Records from a collection

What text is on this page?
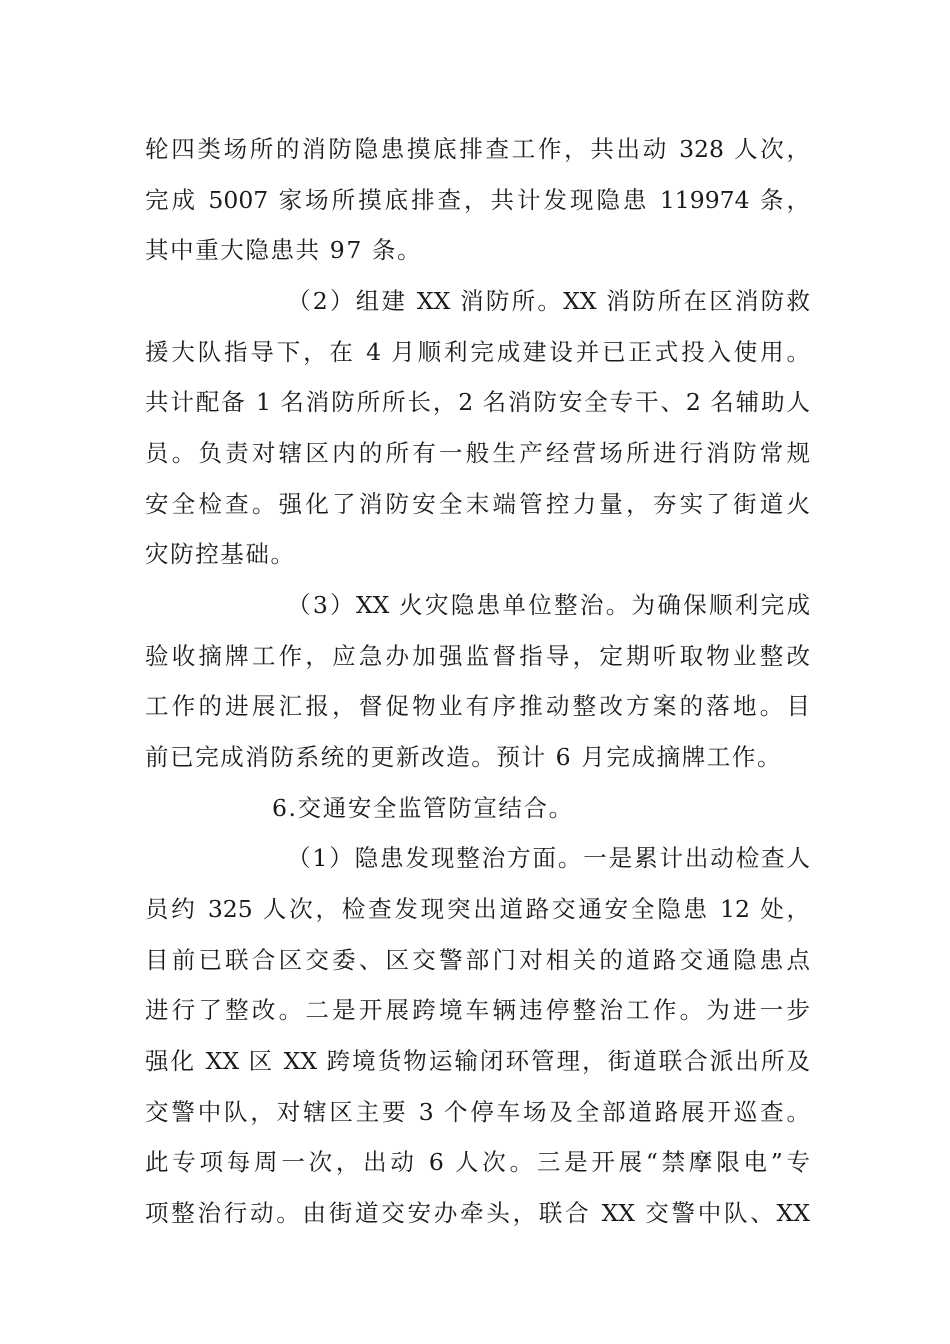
轮四类场所的消防隐患摸底排查工作，共出动 328 人次，
完成 5007 家场所摸底排查，共计发现隐患 119974 条，
其中重大隐患共 97 条。
（2）组建 XX 消防所。XX 消防所在区消防救
援大队指导下，在 4 月顺利完成建设并已正式投入使用。
共计配备 1 名消防所所长，2 名消防安全专干、2 名辅助人
员。负责对辖区内的所有一般生产经营场所进行消防常规
安全检查。强化了消防安全末端管控力量，夯实了街道火
灾防控基础。
（3）XX 火灾隐患单位整治。为确保顺利完成
验收摘牌工作，应急办加强监督指导，定期听取物业整改
工作的进展汇报，督促物业有序推动整改方案的落地。目
前已完成消防系统的更新改造。预计 6 月完成摘牌工作。
6.交通安全监管防宣结合。
（1）隐患发现整治方面。一是累计出动检查人
员约 325 人次，检查发现突出道路交通安全隐患 12 处，
目前已联合区交委、区交警部门对相关的道路交通隐患点
进行了整改。二是开展跨境车辆违停整治工作。为进一步
强化 XX 区 XX 跨境货物运输闭环管理，街道联合派出所及
交警中队，对辖区主要 3 个停车场及全部道路展开巡查。
此专项每周一次，出动 6 人次。三是开展“禁摩限电”专
项整治行动。由街道交安办牵头，联合 XX 交警中队、XX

-- Exercise directions --
All of the records need repeating exactly, except for the pictures.

-- Solved exercise --
What text is on this page?
轮四类场所的消防隐患摸底排查工作，共出动 328 人次，
完成 5007 家场所摸底排查，共计发现隐患 119974 条，
其中重大隐患共 97 条。
（2）组建 XX 消防所。XX 消防所在区消防救
援大队指导下，在 4 月顺利完成建设并已正式投入使用。
共计配备 1 名消防所所长，2 名消防安全专干、2 名辅助人
员。负责对辖区内的所有一般生产经营场所进行消防常规
安全检查。强化了消防安全末端管控力量，夯实了街道火
灾防控基础。
（3）XX 火灾隐患单位整治。为确保顺利完成
验收摘牌工作，应急办加强监督指导，定期听取物业整改
工作的进展汇报，督促物业有序推动整改方案的落地。目
前已完成消防系统的更新改造。预计 6 月完成摘牌工作。
6.交通安全监管防宣结合。
（1）隐患发现整治方面。一是累计出动检查人
员约 325 人次，检查发现突出道路交通安全隐患 12 处，
目前已联合区交委、区交警部门对相关的道路交通隐患点
进行了整改。二是开展跨境车辆违停整治工作。为进一步
强化 XX 区 XX 跨境货物运输闭环管理，街道联合派出所及
交警中队，对辖区主要 3 个停车场及全部道路展开巡查。
此专项每周一次，出动 6 人次。三是开展“禁摩限电”专
项整治行动。由街道交安办牵头，联合 XX 交警中队、XX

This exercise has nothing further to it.